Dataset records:
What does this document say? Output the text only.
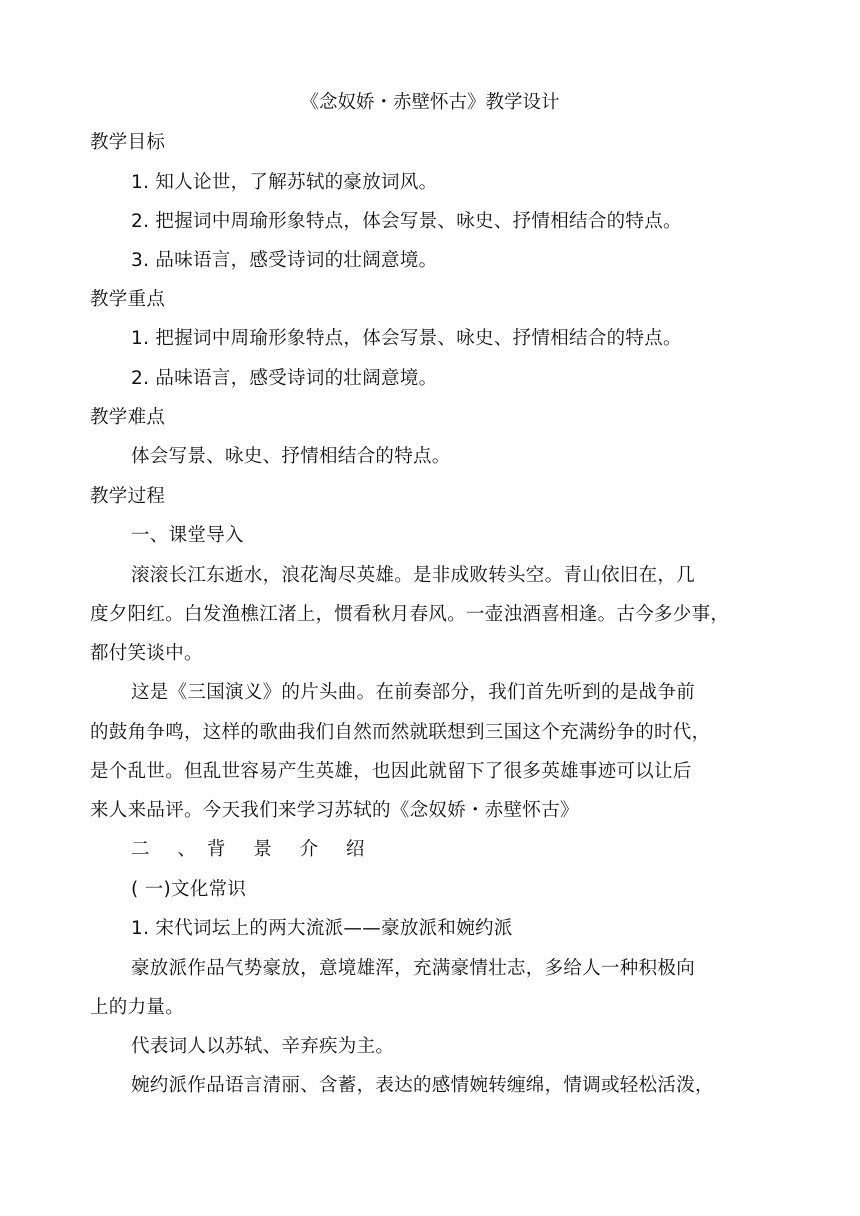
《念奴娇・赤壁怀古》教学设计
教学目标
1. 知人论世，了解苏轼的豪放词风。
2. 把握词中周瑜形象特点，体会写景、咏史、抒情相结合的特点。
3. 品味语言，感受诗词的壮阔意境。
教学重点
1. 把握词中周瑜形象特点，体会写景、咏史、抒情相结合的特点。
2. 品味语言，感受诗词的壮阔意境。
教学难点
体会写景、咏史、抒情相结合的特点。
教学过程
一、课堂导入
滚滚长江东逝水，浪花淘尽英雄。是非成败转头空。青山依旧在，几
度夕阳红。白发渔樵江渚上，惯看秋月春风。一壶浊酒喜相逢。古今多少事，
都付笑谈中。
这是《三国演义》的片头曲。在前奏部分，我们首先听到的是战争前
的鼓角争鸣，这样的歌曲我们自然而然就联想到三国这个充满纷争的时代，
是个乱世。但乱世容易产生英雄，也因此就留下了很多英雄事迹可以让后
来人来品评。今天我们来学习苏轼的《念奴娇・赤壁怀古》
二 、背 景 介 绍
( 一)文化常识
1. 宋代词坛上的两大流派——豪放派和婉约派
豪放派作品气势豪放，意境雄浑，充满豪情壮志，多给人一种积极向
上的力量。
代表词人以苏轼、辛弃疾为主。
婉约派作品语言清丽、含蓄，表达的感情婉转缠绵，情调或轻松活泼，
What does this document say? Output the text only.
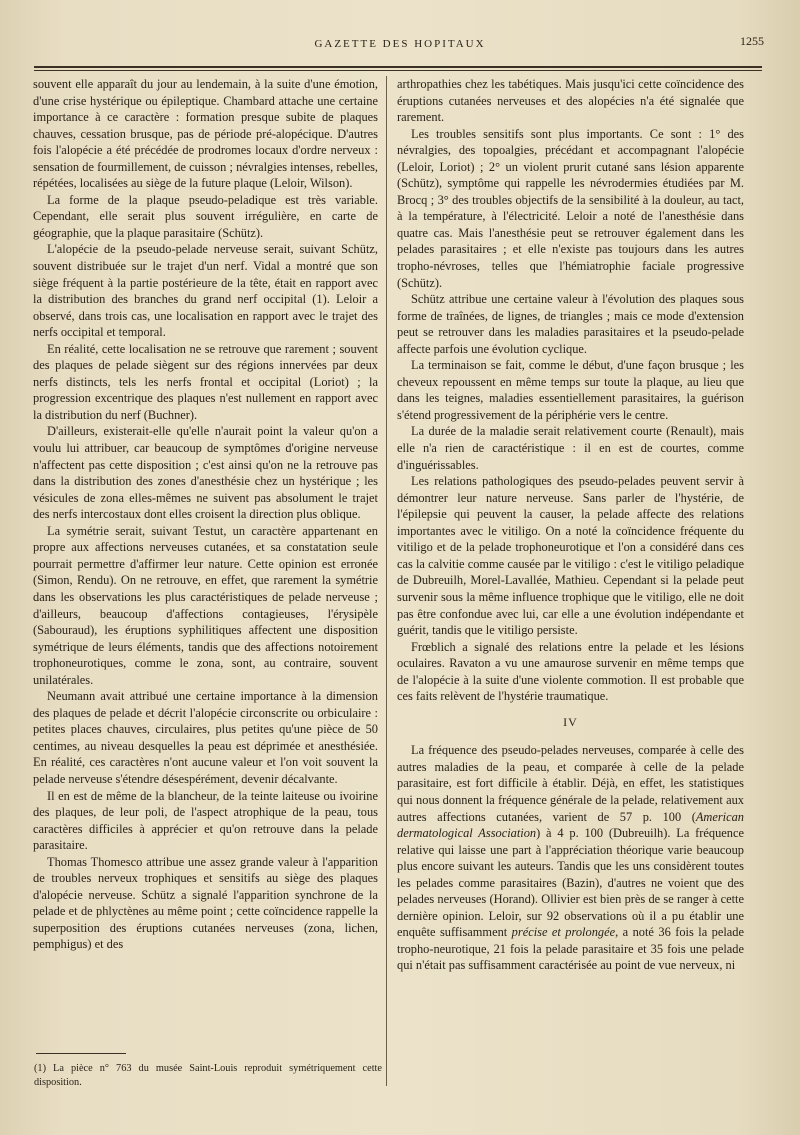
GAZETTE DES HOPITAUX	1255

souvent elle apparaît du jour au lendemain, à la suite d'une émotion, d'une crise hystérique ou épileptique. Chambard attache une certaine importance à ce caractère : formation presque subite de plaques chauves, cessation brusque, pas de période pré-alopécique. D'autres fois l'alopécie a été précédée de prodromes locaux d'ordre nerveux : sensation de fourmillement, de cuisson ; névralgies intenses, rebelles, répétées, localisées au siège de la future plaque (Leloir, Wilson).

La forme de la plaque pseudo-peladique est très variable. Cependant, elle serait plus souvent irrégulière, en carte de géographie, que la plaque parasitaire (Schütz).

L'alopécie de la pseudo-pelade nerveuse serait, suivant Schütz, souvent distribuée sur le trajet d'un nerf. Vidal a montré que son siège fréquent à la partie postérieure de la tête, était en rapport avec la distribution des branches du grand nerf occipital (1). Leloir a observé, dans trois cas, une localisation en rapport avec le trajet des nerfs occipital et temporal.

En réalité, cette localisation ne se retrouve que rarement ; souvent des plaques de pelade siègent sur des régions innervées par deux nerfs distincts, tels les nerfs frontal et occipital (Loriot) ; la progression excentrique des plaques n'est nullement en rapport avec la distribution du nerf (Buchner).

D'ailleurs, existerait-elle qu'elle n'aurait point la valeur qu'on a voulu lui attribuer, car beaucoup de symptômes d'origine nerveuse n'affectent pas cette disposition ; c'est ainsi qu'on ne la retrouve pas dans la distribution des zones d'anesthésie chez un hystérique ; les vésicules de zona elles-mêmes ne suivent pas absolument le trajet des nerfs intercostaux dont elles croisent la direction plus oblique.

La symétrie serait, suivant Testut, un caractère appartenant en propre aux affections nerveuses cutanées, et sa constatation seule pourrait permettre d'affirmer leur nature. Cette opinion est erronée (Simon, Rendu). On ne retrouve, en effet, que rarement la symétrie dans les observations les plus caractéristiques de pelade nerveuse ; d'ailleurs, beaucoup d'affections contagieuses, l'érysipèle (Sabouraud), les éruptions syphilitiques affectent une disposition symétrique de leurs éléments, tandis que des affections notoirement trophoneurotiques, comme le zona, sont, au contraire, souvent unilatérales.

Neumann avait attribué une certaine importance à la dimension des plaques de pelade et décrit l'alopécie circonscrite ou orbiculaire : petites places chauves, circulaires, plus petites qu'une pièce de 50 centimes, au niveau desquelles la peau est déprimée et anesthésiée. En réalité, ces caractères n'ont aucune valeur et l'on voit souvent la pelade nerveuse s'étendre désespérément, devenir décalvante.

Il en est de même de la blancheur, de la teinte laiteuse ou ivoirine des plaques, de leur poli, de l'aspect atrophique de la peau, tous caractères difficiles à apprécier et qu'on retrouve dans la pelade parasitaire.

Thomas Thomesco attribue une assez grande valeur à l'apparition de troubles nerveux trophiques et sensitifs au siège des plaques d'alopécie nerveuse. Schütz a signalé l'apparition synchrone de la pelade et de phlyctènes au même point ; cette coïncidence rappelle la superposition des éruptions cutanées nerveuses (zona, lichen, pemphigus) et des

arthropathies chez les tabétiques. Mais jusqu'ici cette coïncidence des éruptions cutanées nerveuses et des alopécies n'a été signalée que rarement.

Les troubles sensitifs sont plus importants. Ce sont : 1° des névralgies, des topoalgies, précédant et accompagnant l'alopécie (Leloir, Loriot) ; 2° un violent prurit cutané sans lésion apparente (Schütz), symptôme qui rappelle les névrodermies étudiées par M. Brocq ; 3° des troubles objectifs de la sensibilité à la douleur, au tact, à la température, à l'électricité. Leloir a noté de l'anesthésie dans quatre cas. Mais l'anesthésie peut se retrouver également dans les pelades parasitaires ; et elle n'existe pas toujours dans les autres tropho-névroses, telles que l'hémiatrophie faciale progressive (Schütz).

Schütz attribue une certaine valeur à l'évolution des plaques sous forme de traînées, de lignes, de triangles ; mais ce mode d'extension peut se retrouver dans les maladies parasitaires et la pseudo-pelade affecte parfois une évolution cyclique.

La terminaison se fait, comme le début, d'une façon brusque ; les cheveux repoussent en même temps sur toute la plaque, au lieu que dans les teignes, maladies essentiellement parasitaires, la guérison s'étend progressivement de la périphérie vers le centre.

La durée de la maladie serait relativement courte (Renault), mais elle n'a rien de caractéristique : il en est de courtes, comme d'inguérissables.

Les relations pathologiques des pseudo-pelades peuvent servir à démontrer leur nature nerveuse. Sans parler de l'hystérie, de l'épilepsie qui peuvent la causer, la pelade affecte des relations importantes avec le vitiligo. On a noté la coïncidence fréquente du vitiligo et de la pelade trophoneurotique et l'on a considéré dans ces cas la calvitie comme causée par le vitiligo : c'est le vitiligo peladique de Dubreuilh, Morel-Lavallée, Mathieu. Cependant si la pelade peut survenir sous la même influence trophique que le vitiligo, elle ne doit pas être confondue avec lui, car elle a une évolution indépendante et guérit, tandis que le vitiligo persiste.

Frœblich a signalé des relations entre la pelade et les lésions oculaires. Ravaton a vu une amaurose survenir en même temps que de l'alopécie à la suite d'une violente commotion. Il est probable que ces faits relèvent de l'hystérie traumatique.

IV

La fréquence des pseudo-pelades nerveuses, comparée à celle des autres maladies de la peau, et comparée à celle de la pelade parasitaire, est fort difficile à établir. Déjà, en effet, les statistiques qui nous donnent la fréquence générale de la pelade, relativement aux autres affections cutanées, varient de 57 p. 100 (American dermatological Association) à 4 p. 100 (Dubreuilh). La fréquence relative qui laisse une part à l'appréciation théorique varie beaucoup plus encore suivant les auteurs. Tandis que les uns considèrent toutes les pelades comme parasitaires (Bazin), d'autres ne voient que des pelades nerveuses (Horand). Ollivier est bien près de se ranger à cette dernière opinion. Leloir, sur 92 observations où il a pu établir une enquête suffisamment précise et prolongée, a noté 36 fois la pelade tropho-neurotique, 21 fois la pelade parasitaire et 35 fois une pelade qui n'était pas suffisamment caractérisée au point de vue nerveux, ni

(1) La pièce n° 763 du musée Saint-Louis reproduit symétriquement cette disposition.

> Aim of the task
Whichever lines contain the string "体会写景", select and copy them.

> Response to this exercise
2. 把握词中周瑜形象特点，体会写景、咏史、抒情相结合的特点。
1. 把握词中周瑜形象特点，体会写景、咏史、抒情相结合的特点。
体会写景、咏史、抒情相结合的特点。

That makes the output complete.